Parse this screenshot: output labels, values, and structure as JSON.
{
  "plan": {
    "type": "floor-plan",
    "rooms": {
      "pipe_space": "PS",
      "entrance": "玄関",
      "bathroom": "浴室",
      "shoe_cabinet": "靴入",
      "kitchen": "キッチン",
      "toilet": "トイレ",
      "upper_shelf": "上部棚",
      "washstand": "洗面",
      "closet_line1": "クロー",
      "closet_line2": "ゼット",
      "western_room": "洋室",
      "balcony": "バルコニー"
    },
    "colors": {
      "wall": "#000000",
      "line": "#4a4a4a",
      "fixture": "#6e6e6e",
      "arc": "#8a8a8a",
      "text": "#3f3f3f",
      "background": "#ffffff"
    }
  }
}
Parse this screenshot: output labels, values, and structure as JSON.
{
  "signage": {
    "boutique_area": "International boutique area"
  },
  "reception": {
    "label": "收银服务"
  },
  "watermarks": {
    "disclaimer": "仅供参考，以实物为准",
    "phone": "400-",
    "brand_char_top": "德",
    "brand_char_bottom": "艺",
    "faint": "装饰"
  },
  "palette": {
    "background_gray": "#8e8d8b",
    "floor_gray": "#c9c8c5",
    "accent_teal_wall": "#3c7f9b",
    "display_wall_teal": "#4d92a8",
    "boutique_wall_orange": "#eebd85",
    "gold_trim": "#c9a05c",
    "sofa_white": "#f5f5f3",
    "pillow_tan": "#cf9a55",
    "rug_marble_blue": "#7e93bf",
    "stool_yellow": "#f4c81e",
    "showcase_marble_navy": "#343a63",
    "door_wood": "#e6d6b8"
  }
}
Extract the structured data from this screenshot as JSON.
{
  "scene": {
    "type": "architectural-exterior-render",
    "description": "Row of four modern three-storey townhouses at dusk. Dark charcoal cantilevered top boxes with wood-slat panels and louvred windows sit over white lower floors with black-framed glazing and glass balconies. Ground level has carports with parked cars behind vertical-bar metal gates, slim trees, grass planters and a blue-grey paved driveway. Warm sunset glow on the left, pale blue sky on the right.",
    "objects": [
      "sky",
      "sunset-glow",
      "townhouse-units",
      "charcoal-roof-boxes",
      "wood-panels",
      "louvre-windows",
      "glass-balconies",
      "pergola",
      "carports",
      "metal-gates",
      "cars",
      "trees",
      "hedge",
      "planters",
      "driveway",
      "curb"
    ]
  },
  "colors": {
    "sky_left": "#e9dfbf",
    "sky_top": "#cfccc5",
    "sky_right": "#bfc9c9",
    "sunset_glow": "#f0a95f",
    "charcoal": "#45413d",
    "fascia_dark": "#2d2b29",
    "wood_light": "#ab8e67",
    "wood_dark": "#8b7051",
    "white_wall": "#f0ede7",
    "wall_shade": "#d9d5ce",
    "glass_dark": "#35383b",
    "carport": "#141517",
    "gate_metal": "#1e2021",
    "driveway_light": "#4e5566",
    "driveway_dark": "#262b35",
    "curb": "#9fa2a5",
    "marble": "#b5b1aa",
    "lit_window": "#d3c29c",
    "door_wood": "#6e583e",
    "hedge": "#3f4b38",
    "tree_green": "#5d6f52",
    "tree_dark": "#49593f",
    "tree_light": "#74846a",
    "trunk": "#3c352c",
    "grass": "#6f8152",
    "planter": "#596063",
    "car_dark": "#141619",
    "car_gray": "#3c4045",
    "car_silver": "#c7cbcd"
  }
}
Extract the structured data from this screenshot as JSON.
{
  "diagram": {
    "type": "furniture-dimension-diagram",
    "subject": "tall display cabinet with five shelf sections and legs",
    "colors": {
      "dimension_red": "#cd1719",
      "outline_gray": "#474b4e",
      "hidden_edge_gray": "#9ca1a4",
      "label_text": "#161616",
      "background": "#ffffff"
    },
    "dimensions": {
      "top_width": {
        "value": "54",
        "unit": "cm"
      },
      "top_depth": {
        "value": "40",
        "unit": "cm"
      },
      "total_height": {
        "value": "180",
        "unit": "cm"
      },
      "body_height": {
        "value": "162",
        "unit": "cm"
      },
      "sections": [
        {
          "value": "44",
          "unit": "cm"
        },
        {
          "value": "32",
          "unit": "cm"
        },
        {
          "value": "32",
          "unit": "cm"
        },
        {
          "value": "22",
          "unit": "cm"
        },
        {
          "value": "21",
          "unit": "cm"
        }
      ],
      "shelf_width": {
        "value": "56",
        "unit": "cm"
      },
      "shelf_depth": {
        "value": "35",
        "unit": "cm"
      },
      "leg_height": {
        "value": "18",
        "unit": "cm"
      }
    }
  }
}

===

*Written exercise*. From the listing above, collect each line in which the string "planters" appears.

*Written answer*.
    "description": "Row of four modern three-storey townhouses at dusk. Dark charcoal cantilevered top boxes with wood-slat panels and louvred windows sit over white lower floors with black-framed glazing and glass balconies. Ground level has carports with parked cars behind vertical-bar metal gates, slim trees, grass planters and a blue-grey paved driveway. Warm sunset glow on the left, pale blue sky on the right.",
      "planters",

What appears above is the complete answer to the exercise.